• [AIM OF THE TASK]
Repeat, line for line, the entries printed below.

• [DATASET CONTENT]
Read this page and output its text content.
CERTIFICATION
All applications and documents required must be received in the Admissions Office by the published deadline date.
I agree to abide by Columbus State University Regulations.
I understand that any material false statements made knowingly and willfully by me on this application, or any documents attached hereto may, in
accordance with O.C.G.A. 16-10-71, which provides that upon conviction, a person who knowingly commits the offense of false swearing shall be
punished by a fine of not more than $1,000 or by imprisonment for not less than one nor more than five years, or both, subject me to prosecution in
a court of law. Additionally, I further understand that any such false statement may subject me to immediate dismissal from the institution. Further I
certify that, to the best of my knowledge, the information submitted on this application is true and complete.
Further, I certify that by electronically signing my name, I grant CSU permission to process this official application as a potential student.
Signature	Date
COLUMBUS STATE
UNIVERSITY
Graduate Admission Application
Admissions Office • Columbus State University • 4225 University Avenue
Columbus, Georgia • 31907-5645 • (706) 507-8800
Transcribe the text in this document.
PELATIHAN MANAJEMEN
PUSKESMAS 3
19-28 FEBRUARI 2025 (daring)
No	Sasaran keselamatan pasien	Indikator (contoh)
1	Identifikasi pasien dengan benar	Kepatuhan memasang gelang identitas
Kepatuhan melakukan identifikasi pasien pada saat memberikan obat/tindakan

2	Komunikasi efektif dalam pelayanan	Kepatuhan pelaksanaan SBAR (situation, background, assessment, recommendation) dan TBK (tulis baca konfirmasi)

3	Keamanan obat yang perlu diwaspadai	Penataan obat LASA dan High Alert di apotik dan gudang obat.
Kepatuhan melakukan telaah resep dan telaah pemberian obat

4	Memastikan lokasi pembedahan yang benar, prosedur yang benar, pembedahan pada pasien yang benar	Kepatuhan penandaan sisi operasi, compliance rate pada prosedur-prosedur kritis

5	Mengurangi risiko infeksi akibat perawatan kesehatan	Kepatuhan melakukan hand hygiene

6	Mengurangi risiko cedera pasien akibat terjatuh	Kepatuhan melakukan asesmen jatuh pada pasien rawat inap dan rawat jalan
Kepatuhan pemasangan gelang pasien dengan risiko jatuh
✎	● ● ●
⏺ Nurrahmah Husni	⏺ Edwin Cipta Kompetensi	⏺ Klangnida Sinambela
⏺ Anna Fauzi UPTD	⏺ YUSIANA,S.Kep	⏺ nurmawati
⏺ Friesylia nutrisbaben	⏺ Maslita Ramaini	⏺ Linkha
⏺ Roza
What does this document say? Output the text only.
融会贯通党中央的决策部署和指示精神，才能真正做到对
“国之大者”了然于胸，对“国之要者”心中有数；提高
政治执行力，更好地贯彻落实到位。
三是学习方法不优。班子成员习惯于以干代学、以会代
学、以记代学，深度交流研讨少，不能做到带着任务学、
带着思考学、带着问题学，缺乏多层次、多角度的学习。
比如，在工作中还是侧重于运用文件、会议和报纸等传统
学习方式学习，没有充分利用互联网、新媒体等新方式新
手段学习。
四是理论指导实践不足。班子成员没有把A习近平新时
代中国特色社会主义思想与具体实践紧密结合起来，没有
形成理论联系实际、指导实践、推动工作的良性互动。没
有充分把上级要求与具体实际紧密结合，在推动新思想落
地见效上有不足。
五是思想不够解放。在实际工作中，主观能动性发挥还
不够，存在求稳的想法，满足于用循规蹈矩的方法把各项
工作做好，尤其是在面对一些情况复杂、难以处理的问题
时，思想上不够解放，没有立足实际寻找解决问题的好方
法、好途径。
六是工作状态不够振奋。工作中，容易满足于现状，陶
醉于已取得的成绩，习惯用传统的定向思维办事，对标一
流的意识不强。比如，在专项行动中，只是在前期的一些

• [CORRECT ANSWER]
Read this page and output its text content.
CERTIFICATION
All applications and documents required must be received in the Admissions Office by the published deadline date.
I agree to abide by Columbus State University Regulations.
I understand that any material false statements made knowingly and willfully by me on this application, or any documents attached hereto may, in
accordance with O.C.G.A. 16-10-71, which provides that upon conviction, a person who knowingly commits the offense of false swearing shall be
punished by a fine of not more than $1,000 or by imprisonment for not less than one nor more than five years, or both, subject me to prosecution in
a court of law. Additionally, I further understand that any such false statement may subject me to immediate dismissal from the institution. Further I
certify that, to the best of my knowledge, the information submitted on this application is true and complete.
Further, I certify that by electronically signing my name, I grant CSU permission to process this official application as a potential student.
Signature	Date
COLUMBUS STATE
UNIVERSITY
Graduate Admission Application
Admissions Office • Columbus State University • 4225 University Avenue
Columbus, Georgia • 31907-5645 • (706) 507-8800
Transcribe the text in this document.
PELATIHAN MANAJEMEN
PUSKESMAS 3
19-28 FEBRUARI 2025 (daring)
No	Sasaran keselamatan pasien	Indikator (contoh)
1	Identifikasi pasien dengan benar	Kepatuhan memasang gelang identitas
Kepatuhan melakukan identifikasi pasien pada saat memberikan obat/tindakan

2	Komunikasi efektif dalam pelayanan	Kepatuhan pelaksanaan SBAR (situation, background, assessment, recommendation) dan TBK (tulis baca konfirmasi)

3	Keamanan obat yang perlu diwaspadai	Penataan obat LASA dan High Alert di apotik dan gudang obat.
Kepatuhan melakukan telaah resep dan telaah pemberian obat

4	Memastikan lokasi pembedahan yang benar, prosedur yang benar, pembedahan pada pasien yang benar	Kepatuhan penandaan sisi operasi, compliance rate pada prosedur-prosedur kritis

5	Mengurangi risiko infeksi akibat perawatan kesehatan	Kepatuhan melakukan hand hygiene

6	Mengurangi risiko cedera pasien akibat terjatuh	Kepatuhan melakukan asesmen jatuh pada pasien rawat inap dan rawat jalan
Kepatuhan pemasangan gelang pasien dengan risiko jatuh
✎	● ● ●
⏺ Nurrahmah Husni	⏺ Edwin Cipta Kompetensi	⏺ Klangnida Sinambela
⏺ Anna Fauzi UPTD	⏺ YUSIANA,S.Kep	⏺ nurmawati
⏺ Friesylia nutrisbaben	⏺ Maslita Ramaini	⏺ Linkha
⏺ Roza
What does this document say? Output the text only.
融会贯通党中央的决策部署和指示精神，才能真正做到对
“国之大者”了然于胸，对“国之要者”心中有数；提高
政治执行力，更好地贯彻落实到位。
三是学习方法不优。班子成员习惯于以干代学、以会代
学、以记代学，深度交流研讨少，不能做到带着任务学、
带着思考学、带着问题学，缺乏多层次、多角度的学习。
比如，在工作中还是侧重于运用文件、会议和报纸等传统
学习方式学习，没有充分利用互联网、新媒体等新方式新
手段学习。
四是理论指导实践不足。班子成员没有把A习近平新时
代中国特色社会主义思想与具体实践紧密结合起来，没有
形成理论联系实际、指导实践、推动工作的良性互动。没
有充分把上级要求与具体实际紧密结合，在推动新思想落
地见效上有不足。
五是思想不够解放。在实际工作中，主观能动性发挥还
不够，存在求稳的想法，满足于用循规蹈矩的方法把各项
工作做好，尤其是在面对一些情况复杂、难以处理的问题
时，思想上不够解放，没有立足实际寻找解决问题的好方
法、好途径。
六是工作状态不够振奋。工作中，容易满足于现状，陶
醉于已取得的成绩，习惯用传统的定向思维办事，对标一
流的意识不强。比如，在专项行动中，只是在前期的一些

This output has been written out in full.